-- Begin Source material --

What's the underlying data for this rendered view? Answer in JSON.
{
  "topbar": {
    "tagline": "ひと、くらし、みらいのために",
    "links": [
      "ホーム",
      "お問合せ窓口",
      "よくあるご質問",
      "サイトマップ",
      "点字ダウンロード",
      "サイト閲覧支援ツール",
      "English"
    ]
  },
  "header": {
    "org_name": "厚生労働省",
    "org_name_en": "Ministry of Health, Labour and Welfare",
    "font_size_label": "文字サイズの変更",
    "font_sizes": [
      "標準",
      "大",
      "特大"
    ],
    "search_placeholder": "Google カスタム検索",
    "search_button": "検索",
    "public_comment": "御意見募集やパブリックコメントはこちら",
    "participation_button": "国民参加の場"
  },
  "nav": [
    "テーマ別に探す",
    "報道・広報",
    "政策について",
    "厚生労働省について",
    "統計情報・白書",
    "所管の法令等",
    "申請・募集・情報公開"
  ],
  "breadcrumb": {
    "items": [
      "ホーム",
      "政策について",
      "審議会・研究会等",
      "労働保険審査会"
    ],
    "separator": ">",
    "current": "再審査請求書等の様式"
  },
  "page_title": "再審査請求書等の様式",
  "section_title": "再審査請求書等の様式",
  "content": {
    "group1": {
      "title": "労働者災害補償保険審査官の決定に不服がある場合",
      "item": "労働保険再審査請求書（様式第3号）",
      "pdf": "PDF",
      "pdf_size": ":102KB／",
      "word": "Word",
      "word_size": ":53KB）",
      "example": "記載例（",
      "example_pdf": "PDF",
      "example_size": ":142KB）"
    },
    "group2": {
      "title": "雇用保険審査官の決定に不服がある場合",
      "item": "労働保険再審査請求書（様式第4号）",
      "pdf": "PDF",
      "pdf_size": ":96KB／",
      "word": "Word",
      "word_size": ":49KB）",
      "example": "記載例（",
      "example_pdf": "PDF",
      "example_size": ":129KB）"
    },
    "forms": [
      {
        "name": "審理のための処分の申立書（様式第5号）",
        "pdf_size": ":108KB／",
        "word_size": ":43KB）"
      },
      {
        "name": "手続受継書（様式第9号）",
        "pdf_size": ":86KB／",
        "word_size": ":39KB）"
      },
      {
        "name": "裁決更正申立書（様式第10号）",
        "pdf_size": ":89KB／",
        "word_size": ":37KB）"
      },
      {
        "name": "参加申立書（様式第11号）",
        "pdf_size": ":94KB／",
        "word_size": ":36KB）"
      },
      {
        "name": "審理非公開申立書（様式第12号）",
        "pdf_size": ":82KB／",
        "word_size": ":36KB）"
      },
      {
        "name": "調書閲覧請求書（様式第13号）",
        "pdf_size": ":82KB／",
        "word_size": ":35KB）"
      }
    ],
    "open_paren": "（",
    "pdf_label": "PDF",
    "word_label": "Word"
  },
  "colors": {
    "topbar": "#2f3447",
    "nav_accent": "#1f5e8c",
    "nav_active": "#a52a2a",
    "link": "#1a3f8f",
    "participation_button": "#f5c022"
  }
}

-- End Source material --

Problem details
Please restate the whole listing word for word.

Solved problem
What's the underlying data for this rendered view? Answer in JSON.
{
  "topbar": {
    "tagline": "ひと、くらし、みらいのために",
    "links": [
      "ホーム",
      "お問合せ窓口",
      "よくあるご質問",
      "サイトマップ",
      "点字ダウンロード",
      "サイト閲覧支援ツール",
      "English"
    ]
  },
  "header": {
    "org_name": "厚生労働省",
    "org_name_en": "Ministry of Health, Labour and Welfare",
    "font_size_label": "文字サイズの変更",
    "font_sizes": [
      "標準",
      "大",
      "特大"
    ],
    "search_placeholder": "Google カスタム検索",
    "search_button": "検索",
    "public_comment": "御意見募集やパブリックコメントはこちら",
    "participation_button": "国民参加の場"
  },
  "nav": [
    "テーマ別に探す",
    "報道・広報",
    "政策について",
    "厚生労働省について",
    "統計情報・白書",
    "所管の法令等",
    "申請・募集・情報公開"
  ],
  "breadcrumb": {
    "items": [
      "ホーム",
      "政策について",
      "審議会・研究会等",
      "労働保険審査会"
    ],
    "separator": ">",
    "current": "再審査請求書等の様式"
  },
  "page_title": "再審査請求書等の様式",
  "section_title": "再審査請求書等の様式",
  "content": {
    "group1": {
      "title": "労働者災害補償保険審査官の決定に不服がある場合",
      "item": "労働保険再審査請求書（様式第3号）",
      "pdf": "PDF",
      "pdf_size": ":102KB／",
      "word": "Word",
      "word_size": ":53KB）",
      "example": "記載例（",
      "example_pdf": "PDF",
      "example_size": ":142KB）"
    },
    "group2": {
      "title": "雇用保険審査官の決定に不服がある場合",
      "item": "労働保険再審査請求書（様式第4号）",
      "pdf": "PDF",
      "pdf_size": ":96KB／",
      "word": "Word",
      "word_size": ":49KB）",
      "example": "記載例（",
      "example_pdf": "PDF",
      "example_size": ":129KB）"
    },
    "forms": [
      {
        "name": "審理のための処分の申立書（様式第5号）",
        "pdf_size": ":108KB／",
        "word_size": ":43KB）"
      },
      {
        "name": "手続受継書（様式第9号）",
        "pdf_size": ":86KB／",
        "word_size": ":39KB）"
      },
      {
        "name": "裁決更正申立書（様式第10号）",
        "pdf_size": ":89KB／",
        "word_size": ":37KB）"
      },
      {
        "name": "参加申立書（様式第11号）",
        "pdf_size": ":94KB／",
        "word_size": ":36KB）"
      },
      {
        "name": "審理非公開申立書（様式第12号）",
        "pdf_size": ":82KB／",
        "word_size": ":36KB）"
      },
      {
        "name": "調書閲覧請求書（様式第13号）",
        "pdf_size": ":82KB／",
        "word_size": ":35KB）"
      }
    ],
    "open_paren": "（",
    "pdf_label": "PDF",
    "word_label": "Word"
  },
  "colors": {
    "topbar": "#2f3447",
    "nav_accent": "#1f5e8c",
    "nav_active": "#a52a2a",
    "link": "#1a3f8f",
    "participation_button": "#f5c022"
  }
}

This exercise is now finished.